Extract the listing in its entirety, keeping each line identical to the original.

--- begin ---

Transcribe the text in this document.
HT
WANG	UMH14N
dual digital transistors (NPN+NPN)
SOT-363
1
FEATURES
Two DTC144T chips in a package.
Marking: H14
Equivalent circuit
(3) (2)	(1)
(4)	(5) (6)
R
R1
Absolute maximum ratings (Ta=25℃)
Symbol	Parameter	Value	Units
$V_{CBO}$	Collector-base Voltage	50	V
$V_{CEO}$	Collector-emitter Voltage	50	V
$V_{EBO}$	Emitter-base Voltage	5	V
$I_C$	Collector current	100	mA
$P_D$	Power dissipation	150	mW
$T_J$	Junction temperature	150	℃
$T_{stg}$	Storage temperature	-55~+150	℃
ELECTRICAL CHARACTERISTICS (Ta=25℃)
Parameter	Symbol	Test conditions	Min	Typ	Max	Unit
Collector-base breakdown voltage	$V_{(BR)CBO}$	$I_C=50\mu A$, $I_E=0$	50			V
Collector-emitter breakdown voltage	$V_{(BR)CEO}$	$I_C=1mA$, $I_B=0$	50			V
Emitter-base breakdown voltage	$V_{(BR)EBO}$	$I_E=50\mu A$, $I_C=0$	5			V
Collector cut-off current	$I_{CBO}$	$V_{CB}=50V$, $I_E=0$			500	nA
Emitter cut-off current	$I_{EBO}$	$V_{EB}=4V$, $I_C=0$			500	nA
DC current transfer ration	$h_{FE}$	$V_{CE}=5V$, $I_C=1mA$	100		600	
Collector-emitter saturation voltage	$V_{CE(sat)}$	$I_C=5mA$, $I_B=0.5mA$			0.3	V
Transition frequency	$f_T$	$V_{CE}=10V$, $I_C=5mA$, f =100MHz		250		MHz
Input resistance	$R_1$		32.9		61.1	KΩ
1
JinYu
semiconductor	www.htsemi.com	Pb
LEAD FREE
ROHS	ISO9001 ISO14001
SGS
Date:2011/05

--- end ---

▶ **EXERCISE RESULT**:
Transcribe the text in this document.
HT
WANG	UMH14N
dual digital transistors (NPN+NPN)
SOT-363
1
FEATURES
Two DTC144T chips in a package.
Marking: H14
Equivalent circuit
(3) (2)	(1)
(4)	(5) (6)
R
R1
Absolute maximum ratings (Ta=25℃)
Symbol	Parameter	Value	Units
$V_{CBO}$	Collector-base Voltage	50	V
$V_{CEO}$	Collector-emitter Voltage	50	V
$V_{EBO}$	Emitter-base Voltage	5	V
$I_C$	Collector current	100	mA
$P_D$	Power dissipation	150	mW
$T_J$	Junction temperature	150	℃
$T_{stg}$	Storage temperature	-55~+150	℃
ELECTRICAL CHARACTERISTICS (Ta=25℃)
Parameter	Symbol	Test conditions	Min	Typ	Max	Unit
Collector-base breakdown voltage	$V_{(BR)CBO}$	$I_C=50\mu A$, $I_E=0$	50			V
Collector-emitter breakdown voltage	$V_{(BR)CEO}$	$I_C=1mA$, $I_B=0$	50			V
Emitter-base breakdown voltage	$V_{(BR)EBO}$	$I_E=50\mu A$, $I_C=0$	5			V
Collector cut-off current	$I_{CBO}$	$V_{CB}=50V$, $I_E=0$			500	nA
Emitter cut-off current	$I_{EBO}$	$V_{EB}=4V$, $I_C=0$			500	nA
DC current transfer ration	$h_{FE}$	$V_{CE}=5V$, $I_C=1mA$	100		600	
Collector-emitter saturation voltage	$V_{CE(sat)}$	$I_C=5mA$, $I_B=0.5mA$			0.3	V
Transition frequency	$f_T$	$V_{CE}=10V$, $I_C=5mA$, f =100MHz		250		MHz
Input resistance	$R_1$		32.9		61.1	KΩ
1
JinYu
semiconductor	www.htsemi.com	Pb
LEAD FREE
ROHS	ISO9001 ISO14001
SGS
Date:2011/05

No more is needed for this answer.